[Start RECORDS SHOWN]

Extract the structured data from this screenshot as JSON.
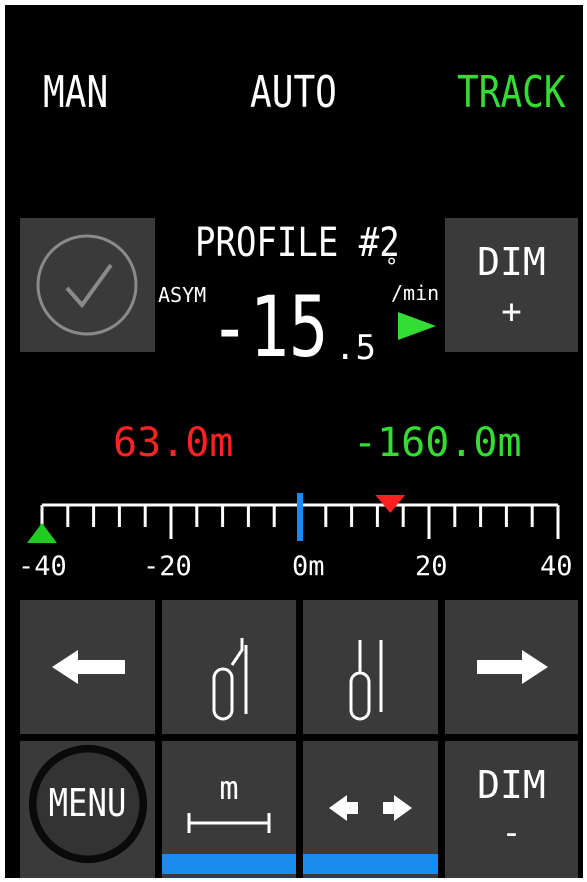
{
  "modes": {
    "man": "MAN",
    "auto": "AUTO",
    "track": "TRACK",
    "active_color": "#33dd33"
  },
  "profile": {
    "title": "PROFILE #2",
    "asym_label": "ASYM",
    "rate_main": "-15",
    "rate_decimal": ".5",
    "unit_degree": "°",
    "unit_per_min": "/min",
    "direction_icon": "play-right-icon"
  },
  "dim_plus": {
    "line1": "DIM",
    "line2": "+"
  },
  "dim_minus": {
    "line1": "DIM",
    "line2": "-"
  },
  "distances": {
    "left": "63.0m",
    "left_color": "#ff2222",
    "right": "-160.0m",
    "right_color": "#33dd33"
  },
  "scale": {
    "ticks": [
      "-40",
      "-20",
      "0m",
      "20",
      "40"
    ],
    "min": -40,
    "max": 40,
    "center_marker": 0,
    "red_marker": 14,
    "green_marker": -40
  },
  "buttons": {
    "menu": "MENU",
    "measure_unit": "m"
  },
  "colors": {
    "button_bg": "#3a3a3a",
    "accent_blue": "#1a8cf0",
    "marker_red": "#ff2020",
    "marker_green": "#22cc22"
  }
}
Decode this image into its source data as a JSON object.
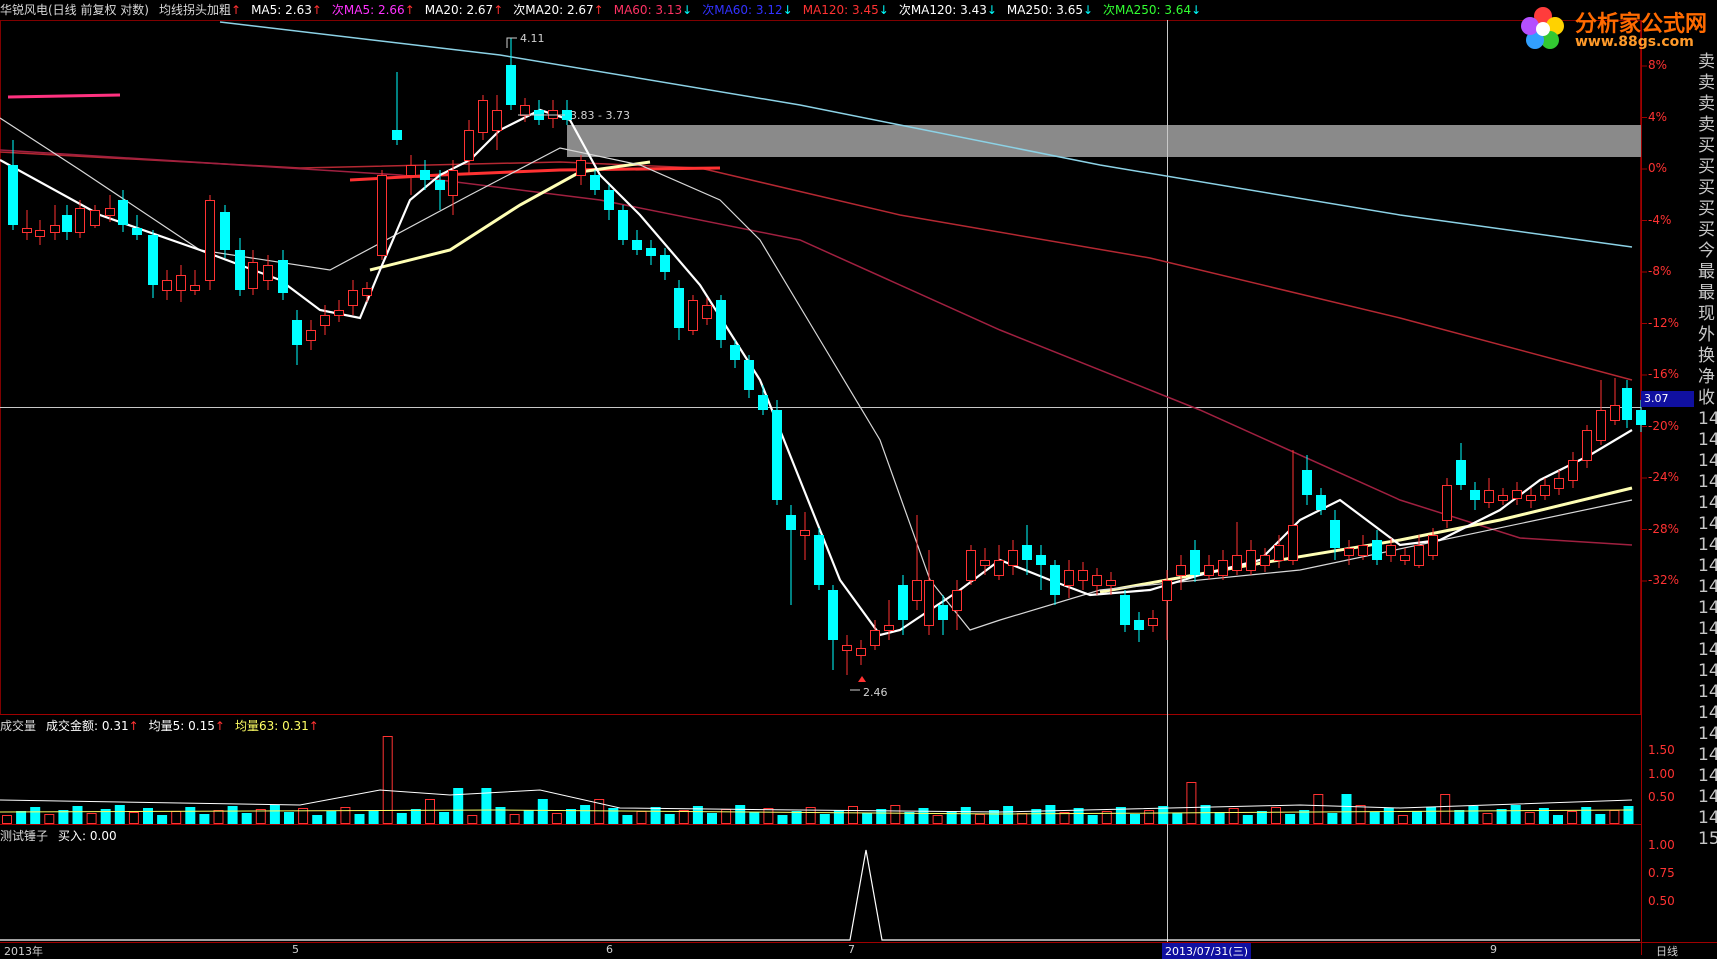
{
  "main_header": [
    {
      "label": "华锐风电(日线 前复权 对数)",
      "color": "#d8d8d8"
    },
    {
      "label": "均线拐头加粗",
      "color": "#d8d8d8",
      "arrow": "↑",
      "arrow_color": "#ff3232"
    },
    {
      "label": "MA5: 2.63",
      "color": "#ffffff",
      "arrow": "↑",
      "arrow_color": "#ff3232"
    },
    {
      "label": "次MA5: 2.66",
      "color": "#ff32ff",
      "arrow": "↑",
      "arrow_color": "#ff3232"
    },
    {
      "label": "MA20: 2.67",
      "color": "#ffffff",
      "arrow": "↑",
      "arrow_color": "#ff3232"
    },
    {
      "label": "次MA20: 2.67",
      "color": "#ffffff",
      "arrow": "↑",
      "arrow_color": "#ff3232"
    },
    {
      "label": "MA60: 3.13",
      "color": "#ff3264",
      "arrow": "↓",
      "arrow_color": "#00ffff"
    },
    {
      "label": "次MA60: 3.12",
      "color": "#3232ff",
      "arrow": "↓",
      "arrow_color": "#00ffff"
    },
    {
      "label": "MA120: 3.45",
      "color": "#ff3232",
      "arrow": "↓",
      "arrow_color": "#00ffff"
    },
    {
      "label": "次MA120: 3.43",
      "color": "#ffffff",
      "arrow": "↓",
      "arrow_color": "#00ffff"
    },
    {
      "label": "MA250: 3.65",
      "color": "#ffffff",
      "arrow": "↓",
      "arrow_color": "#00ffff"
    },
    {
      "label": "次MA250: 3.64",
      "color": "#32ff32",
      "arrow": "↓",
      "arrow_color": "#00ffff"
    }
  ],
  "volume_header": [
    {
      "label": "成交量",
      "color": "#d8d8d8"
    },
    {
      "label": "成交金额: 0.31",
      "color": "#ffffff",
      "arrow": "↑",
      "arrow_color": "#ff3232"
    },
    {
      "label": "均量5: 0.15",
      "color": "#ffffff",
      "arrow": "↑",
      "arrow_color": "#ff3232"
    },
    {
      "label": "均量63: 0.31",
      "color": "#ffff64",
      "arrow": "↑",
      "arrow_color": "#ff3232"
    }
  ],
  "indicator_header": [
    {
      "label": "测试锤子",
      "color": "#d8d8d8"
    },
    {
      "label": "买入: 0.00",
      "color": "#ffffff"
    }
  ],
  "right_axis_pct": [
    "8%",
    "4%",
    "0%",
    "-4%",
    "-8%",
    "-12%",
    "-16%",
    "-20%",
    "-24%",
    "-28%",
    "-32%"
  ],
  "right_axis_volume": [
    "1.50",
    "1.00",
    "0.50"
  ],
  "right_axis_indicator": [
    "1.00",
    "0.75",
    "0.50"
  ],
  "right_side_panel": [
    "卖",
    "卖",
    "卖",
    "卖",
    "买",
    "买",
    "买",
    "买",
    "买",
    "今",
    "最",
    "最",
    "现",
    "外",
    "换",
    "净",
    "收",
    "14",
    "14",
    "14",
    "14",
    "14",
    "14",
    "14",
    "14",
    "14",
    "14",
    "14",
    "14",
    "14",
    "14",
    "14",
    "14",
    "14",
    "14",
    "14",
    "14",
    "15"
  ],
  "price_annotations": {
    "high": "4.11",
    "range": "3.83 - 3.73",
    "low": "2.46",
    "current": "3.07"
  },
  "date_axis": [
    "2013年",
    "5",
    "6",
    "7",
    "9"
  ],
  "crosshair_date": "2013/07/31(三)",
  "period_label": "日线",
  "logo": {
    "title": "分析家公式网",
    "url": "www.88gs.com"
  }
}
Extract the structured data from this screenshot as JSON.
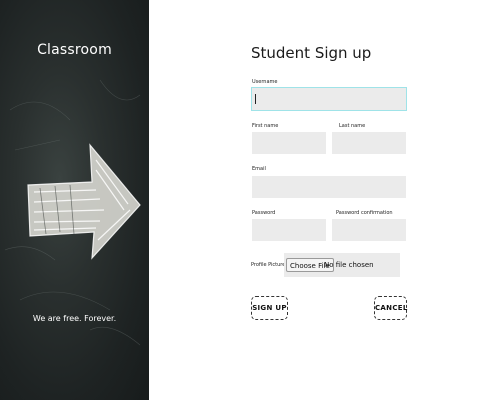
{
  "brand": {
    "name": "Classroom",
    "tagline": "We are free. Forever."
  },
  "form": {
    "title": "Student Sign up",
    "username": {
      "label": "Username",
      "value": ""
    },
    "first_name": {
      "label": "First name",
      "value": ""
    },
    "last_name": {
      "label": "Last name",
      "value": ""
    },
    "email": {
      "label": "Email",
      "value": ""
    },
    "password": {
      "label": "Password",
      "value": ""
    },
    "password_confirmation": {
      "label": "Password confirmation",
      "value": ""
    },
    "profile_picture": {
      "label": "Profile Picture",
      "button_label": "Choose File",
      "status": "No file chosen"
    },
    "submit_label": "SIGN UP",
    "cancel_label": "CANCEL"
  }
}
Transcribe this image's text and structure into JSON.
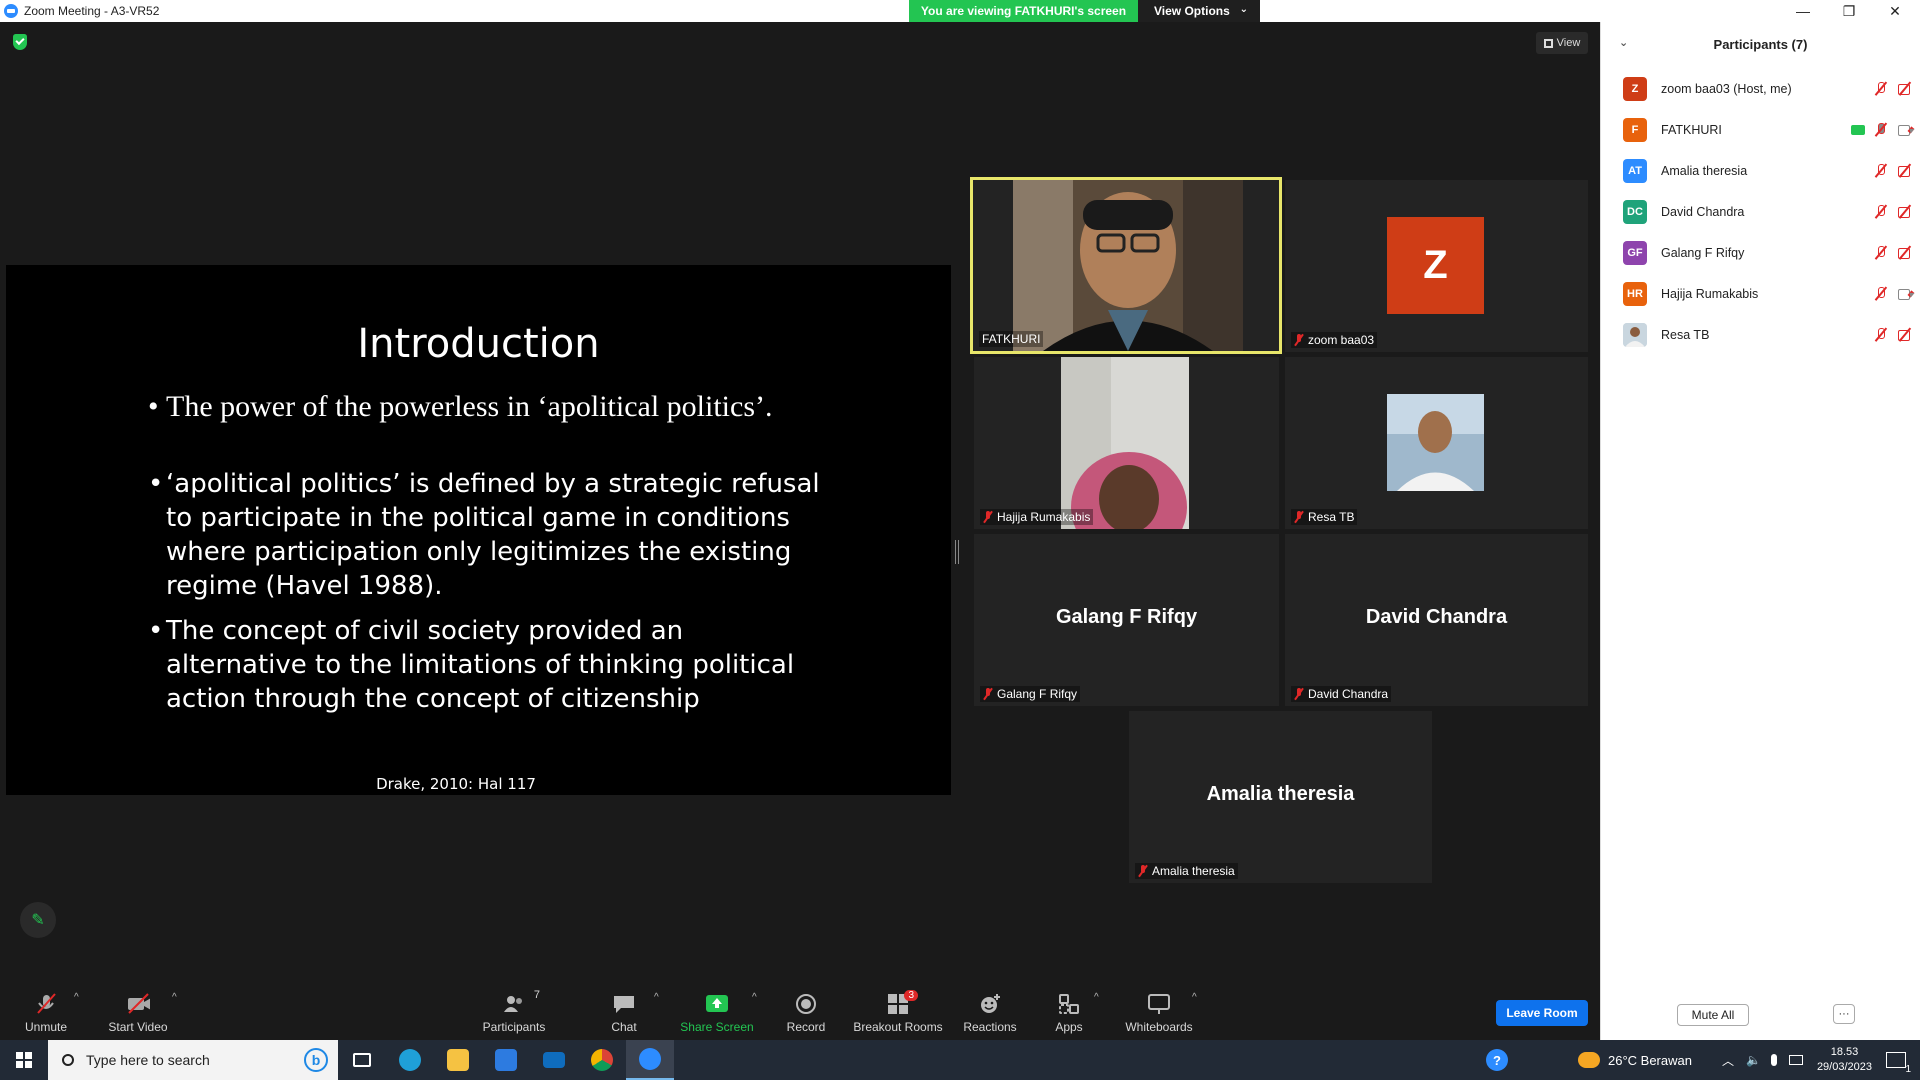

[End RECORDS SHOWN]

EXERCISE GOAL: Restate the records above in full, word for word. Keep pictures out.

EXERCISE OUTPUT:
Extract the structured data from this screenshot as JSON.
{
  "modes": {
    "man": "MAN",
    "auto": "AUTO",
    "track": "TRACK",
    "active_color": "#33dd33"
  },
  "profile": {
    "title": "PROFILE #2",
    "asym_label": "ASYM",
    "rate_main": "-15",
    "rate_decimal": ".5",
    "unit_degree": "°",
    "unit_per_min": "/min",
    "direction_icon": "play-right-icon"
  },
  "dim_plus": {
    "line1": "DIM",
    "line2": "+"
  },
  "dim_minus": {
    "line1": "DIM",
    "line2": "-"
  },
  "distances": {
    "left": "63.0m",
    "left_color": "#ff2222",
    "right": "-160.0m",
    "right_color": "#33dd33"
  },
  "scale": {
    "ticks": [
      "-40",
      "-20",
      "0m",
      "20",
      "40"
    ],
    "min": -40,
    "max": 40,
    "center_marker": 0,
    "red_marker": 14,
    "green_marker": -40
  },
  "buttons": {
    "menu": "MENU",
    "measure_unit": "m"
  },
  "colors": {
    "button_bg": "#3a3a3a",
    "accent_blue": "#1a8cf0",
    "marker_red": "#ff2020",
    "marker_green": "#22cc22"
  }
}
Decode this image into its source data as a JSON object.
{
  "main_header": [
    {
      "label": "华锐风电(日线 前复权 对数)",
      "color": "#d8d8d8"
    },
    {
      "label": "均线拐头加粗",
      "color": "#d8d8d8",
      "arrow": "↑",
      "arrow_color": "#ff3232"
    },
    {
      "label": "MA5: 2.63",
      "color": "#ffffff",
      "arrow": "↑",
      "arrow_color": "#ff3232"
    },
    {
      "label": "次MA5: 2.66",
      "color": "#ff32ff",
      "arrow": "↑",
      "arrow_color": "#ff3232"
    },
    {
      "label": "MA20: 2.67",
      "color": "#ffffff",
      "arrow": "↑",
      "arrow_color": "#ff3232"
    },
    {
      "label": "次MA20: 2.67",
      "color": "#ffffff",
      "arrow": "↑",
      "arrow_color": "#ff3232"
    },
    {
      "label": "MA60: 3.13",
      "color": "#ff3264",
      "arrow": "↓",
      "arrow_color": "#00ffff"
    },
    {
      "label": "次MA60: 3.12",
      "color": "#3232ff",
      "arrow": "↓",
      "arrow_color": "#00ffff"
    },
    {
      "label": "MA120: 3.45",
      "color": "#ff3232",
      "arrow": "↓",
      "arrow_color": "#00ffff"
    },
    {
      "label": "次MA120: 3.43",
      "color": "#ffffff",
      "arrow": "↓",
      "arrow_color": "#00ffff"
    },
    {
      "label": "MA250: 3.65",
      "color": "#ffffff",
      "arrow": "↓",
      "arrow_color": "#00ffff"
    },
    {
      "label": "次MA250: 3.64",
      "color": "#32ff32",
      "arrow": "↓",
      "arrow_color": "#00ffff"
    }
  ],
  "volume_header": [
    {
      "label": "成交量",
      "color": "#d8d8d8"
    },
    {
      "label": "成交金额: 0.31",
      "color": "#ffffff",
      "arrow": "↑",
      "arrow_color": "#ff3232"
    },
    {
      "label": "均量5: 0.15",
      "color": "#ffffff",
      "arrow": "↑",
      "arrow_color": "#ff3232"
    },
    {
      "label": "均量63: 0.31",
      "color": "#ffff64",
      "arrow": "↑",
      "arrow_color": "#ff3232"
    }
  ],
  "indicator_header": [
    {
      "label": "测试锤子",
      "color": "#d8d8d8"
    },
    {
      "label": "买入: 0.00",
      "color": "#ffffff"
    }
  ],
  "right_axis_pct": [
    "8%",
    "4%",
    "0%",
    "-4%",
    "-8%",
    "-12%",
    "-16%",
    "-20%",
    "-24%",
    "-28%",
    "-32%"
  ],
  "right_axis_volume": [
    "1.50",
    "1.00",
    "0.50"
  ],
  "right_axis_indicator": [
    "1.00",
    "0.75",
    "0.50"
  ],
  "right_side_panel": [
    "卖",
    "卖",
    "卖",
    "卖",
    "买",
    "买",
    "买",
    "买",
    "买",
    "今",
    "最",
    "最",
    "现",
    "外",
    "换",
    "净",
    "收",
    "14",
    "14",
    "14",
    "14",
    "14",
    "14",
    "14",
    "14",
    "14",
    "14",
    "14",
    "14",
    "14",
    "14",
    "14",
    "14",
    "14",
    "14",
    "14",
    "14",
    "15"
  ],
  "price_annotations": {
    "high": "4.11",
    "range": "3.83 - 3.73",
    "low": "2.46",
    "current": "3.07"
  },
  "date_axis": [
    "2013年",
    "5",
    "6",
    "7",
    "9"
  ],
  "crosshair_date": "2013/07/31(三)",
  "period_label": "日线",
  "logo": {
    "title": "分析家公式网",
    "url": "www.88gs.com"
  }
}
Extract the structured data from this screenshot as JSON.
{
  "brand": {
    "name": "Classroom",
    "tagline": "We are free. Forever."
  },
  "form": {
    "title": "Student Sign up",
    "username": {
      "label": "Username",
      "value": ""
    },
    "first_name": {
      "label": "First name",
      "value": ""
    },
    "last_name": {
      "label": "Last name",
      "value": ""
    },
    "email": {
      "label": "Email",
      "value": ""
    },
    "password": {
      "label": "Password",
      "value": ""
    },
    "password_confirmation": {
      "label": "Password confirmation",
      "value": ""
    },
    "profile_picture": {
      "label": "Profile Picture",
      "button_label": "Choose File",
      "status": "No file chosen"
    },
    "submit_label": "SIGN UP",
    "cancel_label": "CANCEL"
  }
}
Transcribe this image's text and structure into JSON.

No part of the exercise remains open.